- _Request_
List all lines in the material below that contain "screenshot".

- _Entries supplied_
§

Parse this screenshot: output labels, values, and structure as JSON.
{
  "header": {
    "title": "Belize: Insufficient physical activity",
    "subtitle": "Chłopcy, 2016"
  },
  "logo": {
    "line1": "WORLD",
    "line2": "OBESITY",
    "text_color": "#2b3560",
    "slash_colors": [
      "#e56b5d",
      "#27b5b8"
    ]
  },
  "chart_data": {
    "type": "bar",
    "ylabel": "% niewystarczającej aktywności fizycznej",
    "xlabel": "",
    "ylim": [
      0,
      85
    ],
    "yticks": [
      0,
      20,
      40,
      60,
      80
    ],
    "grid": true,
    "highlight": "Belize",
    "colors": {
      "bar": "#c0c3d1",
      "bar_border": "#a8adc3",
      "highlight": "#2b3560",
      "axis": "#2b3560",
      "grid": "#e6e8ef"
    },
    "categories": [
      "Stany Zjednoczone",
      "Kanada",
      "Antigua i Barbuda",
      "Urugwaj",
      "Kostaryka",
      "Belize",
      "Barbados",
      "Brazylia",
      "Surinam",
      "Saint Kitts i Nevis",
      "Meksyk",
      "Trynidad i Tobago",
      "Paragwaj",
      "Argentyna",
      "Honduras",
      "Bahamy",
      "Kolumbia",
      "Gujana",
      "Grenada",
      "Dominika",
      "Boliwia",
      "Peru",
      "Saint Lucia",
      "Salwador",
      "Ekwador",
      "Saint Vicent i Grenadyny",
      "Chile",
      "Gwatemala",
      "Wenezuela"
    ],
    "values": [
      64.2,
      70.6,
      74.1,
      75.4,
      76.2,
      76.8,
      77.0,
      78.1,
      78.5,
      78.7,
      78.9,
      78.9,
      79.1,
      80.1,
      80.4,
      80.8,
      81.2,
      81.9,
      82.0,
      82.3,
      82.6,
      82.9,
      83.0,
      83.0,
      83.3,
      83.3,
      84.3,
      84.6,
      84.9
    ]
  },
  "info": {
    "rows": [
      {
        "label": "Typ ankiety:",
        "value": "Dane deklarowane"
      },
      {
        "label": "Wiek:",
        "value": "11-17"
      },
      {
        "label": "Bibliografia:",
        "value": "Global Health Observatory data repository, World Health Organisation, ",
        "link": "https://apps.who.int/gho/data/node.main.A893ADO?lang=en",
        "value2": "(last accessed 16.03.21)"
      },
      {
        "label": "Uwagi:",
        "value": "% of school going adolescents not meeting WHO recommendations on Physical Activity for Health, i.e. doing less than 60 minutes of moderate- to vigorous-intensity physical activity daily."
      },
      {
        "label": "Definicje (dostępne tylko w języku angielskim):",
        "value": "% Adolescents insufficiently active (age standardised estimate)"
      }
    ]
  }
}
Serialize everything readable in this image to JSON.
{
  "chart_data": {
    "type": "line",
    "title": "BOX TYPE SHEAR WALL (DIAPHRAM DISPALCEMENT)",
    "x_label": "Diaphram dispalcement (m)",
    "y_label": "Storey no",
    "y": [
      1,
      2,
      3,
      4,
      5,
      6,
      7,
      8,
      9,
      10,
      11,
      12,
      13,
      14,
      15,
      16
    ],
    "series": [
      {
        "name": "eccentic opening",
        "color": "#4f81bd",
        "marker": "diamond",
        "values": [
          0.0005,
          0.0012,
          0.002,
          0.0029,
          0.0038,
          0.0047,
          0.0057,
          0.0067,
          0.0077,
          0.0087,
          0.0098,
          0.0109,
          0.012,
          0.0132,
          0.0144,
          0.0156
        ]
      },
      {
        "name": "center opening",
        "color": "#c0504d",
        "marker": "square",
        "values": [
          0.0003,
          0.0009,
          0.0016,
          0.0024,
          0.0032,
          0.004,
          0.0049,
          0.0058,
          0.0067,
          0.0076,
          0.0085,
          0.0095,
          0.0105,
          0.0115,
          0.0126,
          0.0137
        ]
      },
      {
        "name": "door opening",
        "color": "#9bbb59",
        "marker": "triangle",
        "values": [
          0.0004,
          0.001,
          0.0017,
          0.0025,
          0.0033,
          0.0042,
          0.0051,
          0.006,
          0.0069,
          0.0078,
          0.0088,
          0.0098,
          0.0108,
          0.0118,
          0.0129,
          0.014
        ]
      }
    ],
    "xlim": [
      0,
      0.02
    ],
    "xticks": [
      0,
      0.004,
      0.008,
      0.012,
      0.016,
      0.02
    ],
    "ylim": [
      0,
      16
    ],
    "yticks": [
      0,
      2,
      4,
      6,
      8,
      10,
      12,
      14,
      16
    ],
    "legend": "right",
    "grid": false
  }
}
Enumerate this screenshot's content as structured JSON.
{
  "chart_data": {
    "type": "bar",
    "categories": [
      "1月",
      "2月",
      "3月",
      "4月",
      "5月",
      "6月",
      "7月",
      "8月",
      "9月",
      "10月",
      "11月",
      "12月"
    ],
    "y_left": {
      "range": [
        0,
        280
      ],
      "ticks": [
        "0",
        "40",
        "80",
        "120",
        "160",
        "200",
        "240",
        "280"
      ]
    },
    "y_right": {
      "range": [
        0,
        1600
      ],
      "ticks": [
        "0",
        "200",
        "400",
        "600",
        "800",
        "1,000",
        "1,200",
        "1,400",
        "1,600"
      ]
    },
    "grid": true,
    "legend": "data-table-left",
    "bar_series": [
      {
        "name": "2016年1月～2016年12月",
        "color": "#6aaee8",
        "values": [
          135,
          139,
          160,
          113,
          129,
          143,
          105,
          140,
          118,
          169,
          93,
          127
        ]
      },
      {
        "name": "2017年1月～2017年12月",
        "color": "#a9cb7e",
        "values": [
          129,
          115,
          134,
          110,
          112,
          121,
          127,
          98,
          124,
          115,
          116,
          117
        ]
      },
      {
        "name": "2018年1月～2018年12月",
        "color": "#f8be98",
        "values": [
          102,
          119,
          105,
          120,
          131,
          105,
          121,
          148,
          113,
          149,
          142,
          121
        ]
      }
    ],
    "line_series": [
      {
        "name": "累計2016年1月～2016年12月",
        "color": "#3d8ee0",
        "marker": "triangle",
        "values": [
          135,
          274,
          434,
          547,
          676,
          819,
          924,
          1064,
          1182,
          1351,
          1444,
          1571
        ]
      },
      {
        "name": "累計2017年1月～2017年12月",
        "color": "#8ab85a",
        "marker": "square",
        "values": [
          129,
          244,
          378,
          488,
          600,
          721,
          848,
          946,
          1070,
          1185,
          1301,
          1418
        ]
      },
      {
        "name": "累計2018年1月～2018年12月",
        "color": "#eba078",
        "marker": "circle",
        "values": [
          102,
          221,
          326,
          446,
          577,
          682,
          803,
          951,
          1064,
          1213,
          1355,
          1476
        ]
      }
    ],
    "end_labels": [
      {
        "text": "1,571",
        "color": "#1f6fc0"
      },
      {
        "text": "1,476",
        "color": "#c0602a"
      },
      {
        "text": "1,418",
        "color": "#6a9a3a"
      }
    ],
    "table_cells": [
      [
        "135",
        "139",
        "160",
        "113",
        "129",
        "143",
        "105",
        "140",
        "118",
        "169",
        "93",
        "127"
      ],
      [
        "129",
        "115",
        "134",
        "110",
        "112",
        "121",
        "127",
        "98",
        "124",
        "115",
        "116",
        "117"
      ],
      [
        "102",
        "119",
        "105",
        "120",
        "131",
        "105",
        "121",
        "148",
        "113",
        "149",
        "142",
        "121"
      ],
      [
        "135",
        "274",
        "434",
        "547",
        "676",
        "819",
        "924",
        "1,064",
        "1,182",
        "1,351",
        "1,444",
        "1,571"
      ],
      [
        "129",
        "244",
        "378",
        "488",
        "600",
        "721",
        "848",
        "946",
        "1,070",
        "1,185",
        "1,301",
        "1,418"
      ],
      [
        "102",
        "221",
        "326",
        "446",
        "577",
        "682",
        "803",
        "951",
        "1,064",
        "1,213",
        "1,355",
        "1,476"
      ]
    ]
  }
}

§

- _Written response_
Parse this screenshot: output labels, values, and structure as JSON.
Enumerate this screenshot's content as structured JSON.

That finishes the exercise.